BEGIN INPUT RECORDS
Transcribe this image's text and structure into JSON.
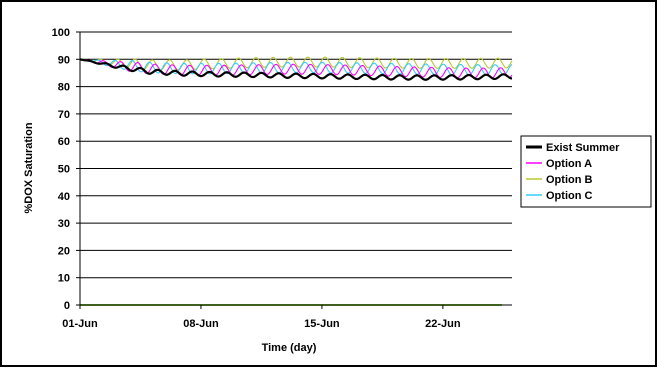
{
  "chart_data": {
    "type": "line",
    "title": "",
    "xlabel": "Time (day)",
    "ylabel": "%DOX Saturation",
    "x_tick_labels": [
      "01-Jun",
      "08-Jun",
      "15-Jun",
      "22-Jun"
    ],
    "x_tick_days": [
      0,
      7,
      14,
      21
    ],
    "xlim_days": [
      0,
      25
    ],
    "ylim": [
      0,
      100
    ],
    "y_ticks": [
      0,
      10,
      20,
      30,
      40,
      50,
      60,
      70,
      80,
      90,
      100
    ],
    "grid": "horizontal",
    "legend_position": "right",
    "series": [
      {
        "name": "Exist Summer",
        "color": "#000000",
        "x_days": [
          0,
          2,
          4,
          6,
          8,
          10,
          12,
          14,
          16,
          18,
          20,
          22,
          24,
          25
        ],
        "baseline": [
          90,
          87.5,
          85.5,
          84.8,
          84.5,
          84.3,
          84.0,
          83.8,
          83.6,
          83.4,
          83.3,
          83.4,
          83.6,
          83.8
        ],
        "amplitude": 0.8
      },
      {
        "name": "Option A",
        "color": "#ff00ff",
        "x_days": [
          0,
          2,
          4,
          6,
          8,
          10,
          12,
          14,
          16,
          18,
          20,
          22,
          24,
          25
        ],
        "baseline": [
          90,
          88.0,
          86.5,
          86.0,
          86.0,
          86.2,
          86.4,
          86.3,
          86.0,
          85.6,
          85.3,
          85.0,
          85.0,
          85.2
        ],
        "amplitude": 1.8
      },
      {
        "name": "Option B",
        "color": "#b8c830",
        "x_days": [
          0,
          2,
          4,
          6,
          8,
          10,
          12,
          14,
          16,
          18,
          20,
          22,
          24,
          25
        ],
        "baseline": [
          90,
          88.8,
          88.0,
          88.0,
          88.4,
          88.8,
          89.0,
          89.0,
          88.8,
          88.6,
          88.5,
          88.5,
          88.6,
          88.7
        ],
        "amplitude": 1.8
      },
      {
        "name": "Option C",
        "color": "#33ccff",
        "x_days": [
          0,
          2,
          4,
          6,
          8,
          10,
          12,
          14,
          16,
          18,
          20,
          22,
          24,
          25
        ],
        "baseline": [
          90,
          88.3,
          87.0,
          86.6,
          86.6,
          86.8,
          87.0,
          87.0,
          86.8,
          86.6,
          86.4,
          86.2,
          86.1,
          86.2
        ],
        "amplitude": 1.9
      }
    ],
    "zero_line": {
      "color": "#7fbf3f",
      "value": 0
    }
  }
}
END INPUT RECORDS
Write the material out again exactly as it appears, dropping the pictures.

Transcribe this image's text and structure into JSON.
{
  "chart_data": {
    "type": "line",
    "title": "",
    "xlabel": "Time (day)",
    "ylabel": "%DOX Saturation",
    "x_tick_labels": [
      "01-Jun",
      "08-Jun",
      "15-Jun",
      "22-Jun"
    ],
    "x_tick_days": [
      0,
      7,
      14,
      21
    ],
    "xlim_days": [
      0,
      25
    ],
    "ylim": [
      0,
      100
    ],
    "y_ticks": [
      0,
      10,
      20,
      30,
      40,
      50,
      60,
      70,
      80,
      90,
      100
    ],
    "grid": "horizontal",
    "legend_position": "right",
    "series": [
      {
        "name": "Exist Summer",
        "color": "#000000",
        "x_days": [
          0,
          2,
          4,
          6,
          8,
          10,
          12,
          14,
          16,
          18,
          20,
          22,
          24,
          25
        ],
        "baseline": [
          90,
          87.5,
          85.5,
          84.8,
          84.5,
          84.3,
          84.0,
          83.8,
          83.6,
          83.4,
          83.3,
          83.4,
          83.6,
          83.8
        ],
        "amplitude": 0.8
      },
      {
        "name": "Option A",
        "color": "#ff00ff",
        "x_days": [
          0,
          2,
          4,
          6,
          8,
          10,
          12,
          14,
          16,
          18,
          20,
          22,
          24,
          25
        ],
        "baseline": [
          90,
          88.0,
          86.5,
          86.0,
          86.0,
          86.2,
          86.4,
          86.3,
          86.0,
          85.6,
          85.3,
          85.0,
          85.0,
          85.2
        ],
        "amplitude": 1.8
      },
      {
        "name": "Option B",
        "color": "#b8c830",
        "x_days": [
          0,
          2,
          4,
          6,
          8,
          10,
          12,
          14,
          16,
          18,
          20,
          22,
          24,
          25
        ],
        "baseline": [
          90,
          88.8,
          88.0,
          88.0,
          88.4,
          88.8,
          89.0,
          89.0,
          88.8,
          88.6,
          88.5,
          88.5,
          88.6,
          88.7
        ],
        "amplitude": 1.8
      },
      {
        "name": "Option C",
        "color": "#33ccff",
        "x_days": [
          0,
          2,
          4,
          6,
          8,
          10,
          12,
          14,
          16,
          18,
          20,
          22,
          24,
          25
        ],
        "baseline": [
          90,
          88.3,
          87.0,
          86.6,
          86.6,
          86.8,
          87.0,
          87.0,
          86.8,
          86.6,
          86.4,
          86.2,
          86.1,
          86.2
        ],
        "amplitude": 1.9
      }
    ],
    "zero_line": {
      "color": "#7fbf3f",
      "value": 0
    }
  }
}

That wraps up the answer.